■ EXERCISE INSTRUCTIONS
Check each line of the entries below for the string "JSON"; copy every line where it appears.

====== DATA PROVIDED ======

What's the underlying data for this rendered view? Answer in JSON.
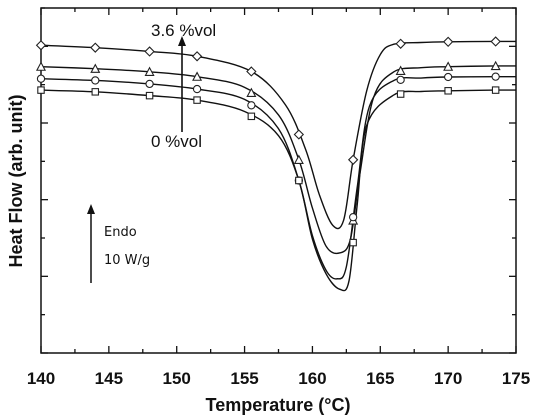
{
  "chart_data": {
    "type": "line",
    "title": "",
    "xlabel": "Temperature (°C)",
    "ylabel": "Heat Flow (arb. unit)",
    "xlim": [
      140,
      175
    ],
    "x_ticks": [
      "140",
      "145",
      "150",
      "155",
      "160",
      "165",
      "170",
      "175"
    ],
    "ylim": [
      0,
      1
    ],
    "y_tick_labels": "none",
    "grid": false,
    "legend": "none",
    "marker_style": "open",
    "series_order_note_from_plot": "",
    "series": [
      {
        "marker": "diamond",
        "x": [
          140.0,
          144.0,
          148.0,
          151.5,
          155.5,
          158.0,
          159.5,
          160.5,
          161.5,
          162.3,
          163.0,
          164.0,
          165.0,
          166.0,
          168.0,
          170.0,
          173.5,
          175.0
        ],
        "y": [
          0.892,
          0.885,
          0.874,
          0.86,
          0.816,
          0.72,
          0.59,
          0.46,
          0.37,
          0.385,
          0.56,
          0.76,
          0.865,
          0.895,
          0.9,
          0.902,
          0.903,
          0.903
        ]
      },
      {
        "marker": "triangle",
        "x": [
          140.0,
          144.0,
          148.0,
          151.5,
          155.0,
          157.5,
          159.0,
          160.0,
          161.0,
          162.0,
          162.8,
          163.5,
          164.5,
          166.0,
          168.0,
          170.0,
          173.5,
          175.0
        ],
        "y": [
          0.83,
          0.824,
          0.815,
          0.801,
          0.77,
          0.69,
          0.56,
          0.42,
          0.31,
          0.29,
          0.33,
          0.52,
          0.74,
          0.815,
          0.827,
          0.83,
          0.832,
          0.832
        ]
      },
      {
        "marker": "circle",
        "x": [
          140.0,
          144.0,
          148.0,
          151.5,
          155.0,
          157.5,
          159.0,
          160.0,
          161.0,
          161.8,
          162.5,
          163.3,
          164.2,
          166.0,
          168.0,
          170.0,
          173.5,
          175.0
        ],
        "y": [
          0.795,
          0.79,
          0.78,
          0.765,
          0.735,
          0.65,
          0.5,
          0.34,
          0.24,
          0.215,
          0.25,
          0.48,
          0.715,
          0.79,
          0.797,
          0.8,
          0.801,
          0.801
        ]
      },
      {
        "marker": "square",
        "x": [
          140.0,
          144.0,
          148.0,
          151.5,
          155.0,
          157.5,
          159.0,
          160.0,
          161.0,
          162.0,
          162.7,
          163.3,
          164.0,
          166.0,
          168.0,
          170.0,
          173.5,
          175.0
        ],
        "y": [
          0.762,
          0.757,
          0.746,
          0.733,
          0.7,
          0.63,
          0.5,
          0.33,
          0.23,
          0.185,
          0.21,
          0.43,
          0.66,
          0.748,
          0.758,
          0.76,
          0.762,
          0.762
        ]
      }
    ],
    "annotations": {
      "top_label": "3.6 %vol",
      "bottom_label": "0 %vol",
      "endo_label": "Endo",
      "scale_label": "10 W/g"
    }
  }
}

======
====== DATA PROVIDED ======

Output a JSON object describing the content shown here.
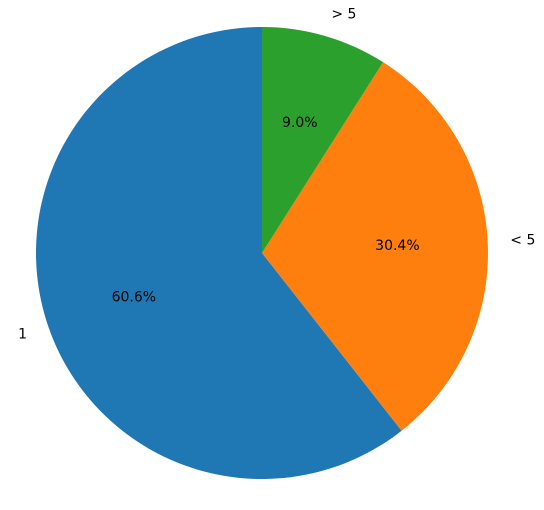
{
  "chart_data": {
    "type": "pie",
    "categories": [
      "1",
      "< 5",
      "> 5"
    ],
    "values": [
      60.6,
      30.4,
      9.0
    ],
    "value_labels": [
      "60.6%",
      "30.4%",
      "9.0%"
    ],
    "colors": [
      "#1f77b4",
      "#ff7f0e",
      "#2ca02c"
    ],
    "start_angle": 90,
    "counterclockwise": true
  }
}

======

■ SOLVED PROBLEM
What's the underlying data for this rendered view? Answer in JSON.
Output a JSON object describing the content shown here.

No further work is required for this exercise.